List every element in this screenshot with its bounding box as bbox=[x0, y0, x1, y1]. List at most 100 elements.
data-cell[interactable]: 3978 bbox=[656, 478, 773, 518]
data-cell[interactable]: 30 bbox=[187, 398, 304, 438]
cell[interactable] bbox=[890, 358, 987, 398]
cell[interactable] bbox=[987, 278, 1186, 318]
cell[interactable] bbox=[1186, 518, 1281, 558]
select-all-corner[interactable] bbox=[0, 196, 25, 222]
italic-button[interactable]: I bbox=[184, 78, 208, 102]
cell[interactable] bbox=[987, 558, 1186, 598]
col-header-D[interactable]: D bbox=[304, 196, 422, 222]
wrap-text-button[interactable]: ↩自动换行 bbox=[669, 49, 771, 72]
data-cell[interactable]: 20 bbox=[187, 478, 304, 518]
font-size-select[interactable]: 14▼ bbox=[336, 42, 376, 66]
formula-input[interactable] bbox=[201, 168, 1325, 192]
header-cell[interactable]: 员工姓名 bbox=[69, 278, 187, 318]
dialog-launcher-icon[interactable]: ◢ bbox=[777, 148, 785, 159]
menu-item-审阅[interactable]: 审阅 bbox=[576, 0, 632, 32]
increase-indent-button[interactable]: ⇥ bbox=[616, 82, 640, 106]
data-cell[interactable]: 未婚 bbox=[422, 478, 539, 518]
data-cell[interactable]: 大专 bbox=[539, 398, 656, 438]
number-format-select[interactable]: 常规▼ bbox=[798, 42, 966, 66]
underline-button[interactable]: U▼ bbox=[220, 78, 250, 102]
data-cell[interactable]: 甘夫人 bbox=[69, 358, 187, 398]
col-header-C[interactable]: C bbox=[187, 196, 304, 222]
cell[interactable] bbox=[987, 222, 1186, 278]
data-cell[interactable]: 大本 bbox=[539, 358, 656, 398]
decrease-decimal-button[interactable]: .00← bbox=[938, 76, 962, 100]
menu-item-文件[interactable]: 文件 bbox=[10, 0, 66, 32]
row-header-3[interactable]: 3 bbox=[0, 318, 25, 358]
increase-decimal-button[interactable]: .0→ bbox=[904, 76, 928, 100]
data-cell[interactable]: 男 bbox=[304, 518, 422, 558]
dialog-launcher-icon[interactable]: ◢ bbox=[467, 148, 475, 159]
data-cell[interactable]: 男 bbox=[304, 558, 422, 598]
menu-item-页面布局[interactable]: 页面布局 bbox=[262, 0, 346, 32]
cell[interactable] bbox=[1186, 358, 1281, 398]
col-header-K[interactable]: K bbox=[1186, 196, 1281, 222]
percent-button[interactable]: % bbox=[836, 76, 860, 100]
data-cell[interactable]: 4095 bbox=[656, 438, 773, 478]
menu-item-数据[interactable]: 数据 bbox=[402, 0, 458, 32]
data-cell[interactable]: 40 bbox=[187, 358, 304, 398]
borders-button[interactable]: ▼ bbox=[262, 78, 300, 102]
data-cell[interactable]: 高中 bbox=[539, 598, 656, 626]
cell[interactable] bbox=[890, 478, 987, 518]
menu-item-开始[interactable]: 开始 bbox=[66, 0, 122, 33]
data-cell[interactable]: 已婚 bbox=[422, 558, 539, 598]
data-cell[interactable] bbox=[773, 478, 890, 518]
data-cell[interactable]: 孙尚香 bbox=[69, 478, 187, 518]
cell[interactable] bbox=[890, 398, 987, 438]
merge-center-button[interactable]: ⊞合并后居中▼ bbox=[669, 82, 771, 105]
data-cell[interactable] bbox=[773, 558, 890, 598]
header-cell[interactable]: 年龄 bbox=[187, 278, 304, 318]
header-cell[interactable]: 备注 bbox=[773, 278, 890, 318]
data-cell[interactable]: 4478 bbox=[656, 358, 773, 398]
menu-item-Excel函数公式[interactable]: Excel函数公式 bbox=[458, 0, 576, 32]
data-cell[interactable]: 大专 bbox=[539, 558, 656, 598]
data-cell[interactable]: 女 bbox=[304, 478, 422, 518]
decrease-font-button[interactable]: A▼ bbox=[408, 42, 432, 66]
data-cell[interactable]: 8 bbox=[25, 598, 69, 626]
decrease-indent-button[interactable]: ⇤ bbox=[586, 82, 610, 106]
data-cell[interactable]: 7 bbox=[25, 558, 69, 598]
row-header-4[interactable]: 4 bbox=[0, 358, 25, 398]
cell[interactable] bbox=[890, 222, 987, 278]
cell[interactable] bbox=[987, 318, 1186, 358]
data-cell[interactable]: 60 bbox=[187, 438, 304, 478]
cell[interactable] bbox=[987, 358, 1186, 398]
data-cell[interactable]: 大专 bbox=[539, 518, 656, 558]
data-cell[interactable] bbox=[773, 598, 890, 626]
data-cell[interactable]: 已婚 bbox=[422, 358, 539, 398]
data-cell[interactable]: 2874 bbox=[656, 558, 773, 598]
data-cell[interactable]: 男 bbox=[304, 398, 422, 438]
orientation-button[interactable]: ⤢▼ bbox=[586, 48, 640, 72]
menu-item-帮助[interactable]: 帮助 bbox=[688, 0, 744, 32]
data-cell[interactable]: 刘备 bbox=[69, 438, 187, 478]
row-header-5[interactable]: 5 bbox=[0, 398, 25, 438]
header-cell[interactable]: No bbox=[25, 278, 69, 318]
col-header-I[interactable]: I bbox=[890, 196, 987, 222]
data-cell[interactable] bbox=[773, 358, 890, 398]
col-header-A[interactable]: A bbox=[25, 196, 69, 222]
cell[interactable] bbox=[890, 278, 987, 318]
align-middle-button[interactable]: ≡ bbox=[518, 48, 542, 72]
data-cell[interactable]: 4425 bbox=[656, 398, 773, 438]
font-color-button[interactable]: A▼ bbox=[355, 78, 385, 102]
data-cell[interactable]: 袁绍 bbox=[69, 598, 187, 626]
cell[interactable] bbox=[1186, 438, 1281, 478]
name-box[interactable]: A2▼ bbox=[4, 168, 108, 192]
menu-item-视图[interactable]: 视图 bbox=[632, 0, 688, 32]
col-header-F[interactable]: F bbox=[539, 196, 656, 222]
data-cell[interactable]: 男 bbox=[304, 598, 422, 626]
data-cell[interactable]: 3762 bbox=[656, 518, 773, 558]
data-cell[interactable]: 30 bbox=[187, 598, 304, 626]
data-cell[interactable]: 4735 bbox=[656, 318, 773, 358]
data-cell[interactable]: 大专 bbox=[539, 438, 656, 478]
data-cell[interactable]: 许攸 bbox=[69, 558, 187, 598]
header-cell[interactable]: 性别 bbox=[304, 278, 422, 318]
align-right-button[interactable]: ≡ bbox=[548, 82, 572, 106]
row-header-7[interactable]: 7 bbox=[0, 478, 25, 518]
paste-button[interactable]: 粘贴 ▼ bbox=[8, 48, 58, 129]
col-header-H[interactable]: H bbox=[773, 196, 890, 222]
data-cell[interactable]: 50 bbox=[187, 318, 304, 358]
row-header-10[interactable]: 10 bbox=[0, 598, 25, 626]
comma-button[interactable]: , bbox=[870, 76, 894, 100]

**What you have to do**
Put every line of the material above into a Markdown table with the columns Row and Line, numbering the rows in order and leaving out any blank lines.

**Solution for this task**
| Row | Line |
|---|---|
| 1 | List every element in this screenshot with its bounding box as bbox=[x0, y0, x1, y1]. List at most 100 elements. |
| 2 | data-cell[interactable]: 3978 bbox=[656, 478, 773, 518] |
| 3 | data-cell[interactable]: 30 bbox=[187, 398, 304, 438] |
| 4 | cell[interactable] bbox=[890, 358, 987, 398] |
| 5 | cell[interactable] bbox=[987, 278, 1186, 318] |
| 6 | cell[interactable] bbox=[1186, 518, 1281, 558] |
| 7 | select-all-corner[interactable] bbox=[0, 196, 25, 222] |
| 8 | italic-button[interactable]: I bbox=[184, 78, 208, 102] |
| 9 | cell[interactable] bbox=[987, 558, 1186, 598] |
| 10 | col-header-D[interactable]: D bbox=[304, 196, 422, 222] |
| 11 | wrap-text-button[interactable]: ↩自动换行 bbox=[669, 49, 771, 72] |
| 12 | data-cell[interactable]: 20 bbox=[187, 478, 304, 518] |
| 13 | font-size-select[interactable]: 14▼ bbox=[336, 42, 376, 66] |
| 14 | formula-input[interactable] bbox=[201, 168, 1325, 192] |
| 15 | header-cell[interactable]: 员工姓名 bbox=[69, 278, 187, 318] |
| 16 | dialog-launcher-icon[interactable]: ◢ bbox=[777, 148, 785, 159] |
| 17 | menu-item-审阅[interactable]: 审阅 bbox=[576, 0, 632, 32] |
| 18 | increase-indent-button[interactable]: ⇥ bbox=[616, 82, 640, 106] |
| 19 | data-cell[interactable]: 未婚 bbox=[422, 478, 539, 518] |
| 20 | data-cell[interactable]: 大专 bbox=[539, 398, 656, 438] |
| 21 | number-format-select[interactable]: 常规▼ bbox=[798, 42, 966, 66] |
| 22 | underline-button[interactable]: U▼ bbox=[220, 78, 250, 102] |
| 23 | data-cell[interactable]: 甘夫人 bbox=[69, 358, 187, 398] |
| 24 | col-header-C[interactable]: C bbox=[187, 196, 304, 222] |
| 25 | cell[interactable] bbox=[987, 222, 1186, 278] |
| 26 | data-cell[interactable]: 大本 bbox=[539, 358, 656, 398] |
| 27 | decrease-decimal-button[interactable]: .00← bbox=[938, 76, 962, 100] |
| 28 | menu-item-文件[interactable]: 文件 bbox=[10, 0, 66, 32] |
| 29 | row-header-3[interactable]: 3 bbox=[0, 318, 25, 358] |
| 30 | increase-decimal-button[interactable]: .0→ bbox=[904, 76, 928, 100] |
| 31 | data-cell[interactable]: 男 bbox=[304, 518, 422, 558] |
| 32 | dialog-launcher-icon[interactable]: ◢ bbox=[467, 148, 475, 159] |
| 33 | data-cell[interactable]: 男 bbox=[304, 558, 422, 598] |
| 34 | menu-item-页面布局[interactable]: 页面布局 bbox=[262, 0, 346, 32] |
| 35 | cell[interactable] bbox=[1186, 358, 1281, 398] |
| 36 | col-header-K[interactable]: K bbox=[1186, 196, 1281, 222] |
| 37 | percent-button[interactable]: % bbox=[836, 76, 860, 100] |
| 38 | data-cell[interactable]: 4095 bbox=[656, 438, 773, 478] |
| 39 | menu-item-数据[interactable]: 数据 bbox=[402, 0, 458, 32] |
| 40 | data-cell[interactable]: 40 bbox=[187, 358, 304, 398] |
| 41 | borders-button[interactable]: ▼ bbox=[262, 78, 300, 102] |
| 42 | data-cell[interactable]: 高中 bbox=[539, 598, 656, 626] |
| 43 | cell[interactable] bbox=[890, 478, 987, 518] |
| 44 | menu-item-开始[interactable]: 开始 bbox=[66, 0, 122, 33] |
| 45 | data-cell[interactable]: 已婚 bbox=[422, 558, 539, 598] |
| 46 | data-cell[interactable] bbox=[773, 478, 890, 518] |
| 47 | data-cell[interactable]: 孙尚香 bbox=[69, 478, 187, 518] |
| 48 | cell[interactable] bbox=[890, 398, 987, 438] |
| 49 | merge-center-button[interactable]: ⊞合并后居中▼ bbox=[669, 82, 771, 105] |
| 50 | data-cell[interactable] bbox=[773, 558, 890, 598] |
| 51 | header-cell[interactable]: 年龄 bbox=[187, 278, 304, 318] |
| 52 | header-cell[interactable]: 备注 bbox=[773, 278, 890, 318] |
| 53 | data-cell[interactable]: 4478 bbox=[656, 358, 773, 398] |
| 54 | menu-item-Excel函数公式[interactable]: Excel函数公式 bbox=[458, 0, 576, 32] |
| 55 | data-cell[interactable]: 大专 bbox=[539, 558, 656, 598] |
| 56 | data-cell[interactable]: 女 bbox=[304, 478, 422, 518] |
| 57 | decrease-font-button[interactable]: A▼ bbox=[408, 42, 432, 66] |
| 58 | data-cell[interactable]: 8 bbox=[25, 598, 69, 626] |
| 59 | decrease-indent-button[interactable]: ⇤ bbox=[586, 82, 610, 106] |
| 60 | data-cell[interactable]: 7 bbox=[25, 558, 69, 598] |
| 61 | row-header-4[interactable]: 4 bbox=[0, 358, 25, 398] |
| 62 | cell[interactable] bbox=[890, 222, 987, 278] |
| 63 | cell[interactable] bbox=[987, 318, 1186, 358] |
| 64 | data-cell[interactable]: 60 bbox=[187, 438, 304, 478] |
| 65 | cell[interactable] bbox=[987, 358, 1186, 398] |
| 66 | data-cell[interactable]: 大专 bbox=[539, 518, 656, 558] |
| 67 | data-cell[interactable] bbox=[773, 598, 890, 626] |
| 68 | data-cell[interactable]: 已婚 bbox=[422, 358, 539, 398] |
| 69 | data-cell[interactable]: 2874 bbox=[656, 558, 773, 598] |
| 70 | data-cell[interactable]: 男 bbox=[304, 398, 422, 438] |
| 71 | orientation-button[interactable]: ⤢▼ bbox=[586, 48, 640, 72] |
| 72 | menu-item-帮助[interactable]: 帮助 bbox=[688, 0, 744, 32] |
| 73 | data-cell[interactable]: 刘备 bbox=[69, 438, 187, 478] |
| 74 | row-header-5[interactable]: 5 bbox=[0, 398, 25, 438] |
| 75 | header-cell[interactable]: No bbox=[25, 278, 69, 318] |
| 76 | col-header-I[interactable]: I bbox=[890, 196, 987, 222] |
| 77 | data-cell[interactable] bbox=[773, 358, 890, 398] |
| 78 | col-header-A[interactable]: A bbox=[25, 196, 69, 222] |
| 79 | cell[interactable] bbox=[890, 278, 987, 318] |
| 80 | align-middle-button[interactable]: ≡ bbox=[518, 48, 542, 72] |
| 81 | data-cell[interactable]: 4425 bbox=[656, 398, 773, 438] |
| 82 | font-color-button[interactable]: A▼ bbox=[355, 78, 385, 102] |
| 83 | data-cell[interactable]: 袁绍 bbox=[69, 598, 187, 626] |
| 84 | cell[interactable] bbox=[1186, 438, 1281, 478] |
| 85 | name-box[interactable]: A2▼ bbox=[4, 168, 108, 192] |
| 86 | menu-item-视图[interactable]: 视图 bbox=[632, 0, 688, 32] |
| 87 | col-header-F[interactable]: F bbox=[539, 196, 656, 222] |
| 88 | data-cell[interactable]: 男 bbox=[304, 598, 422, 626] |
| 89 | data-cell[interactable]: 3762 bbox=[656, 518, 773, 558] |
| 90 | data-cell[interactable]: 30 bbox=[187, 598, 304, 626] |
| 91 | data-cell[interactable]: 4735 bbox=[656, 318, 773, 358] |
| 92 | data-cell[interactable]: 大专 bbox=[539, 438, 656, 478] |
| 93 | data-cell[interactable]: 许攸 bbox=[69, 558, 187, 598] |
| 94 | header-cell[interactable]: 性别 bbox=[304, 278, 422, 318] |
| 95 | align-right-button[interactable]: ≡ bbox=[548, 82, 572, 106] |
| 96 | row-header-7[interactable]: 7 bbox=[0, 478, 25, 518] |
| 97 | paste-button[interactable]: 粘贴 ▼ bbox=[8, 48, 58, 129] |
| 98 | col-header-H[interactable]: H bbox=[773, 196, 890, 222] |
| 99 | data-cell[interactable]: 50 bbox=[187, 318, 304, 358] |
| 100 | row-header-10[interactable]: 10 bbox=[0, 598, 25, 626] |
| 101 | comma-button[interactable]: , bbox=[870, 76, 894, 100] |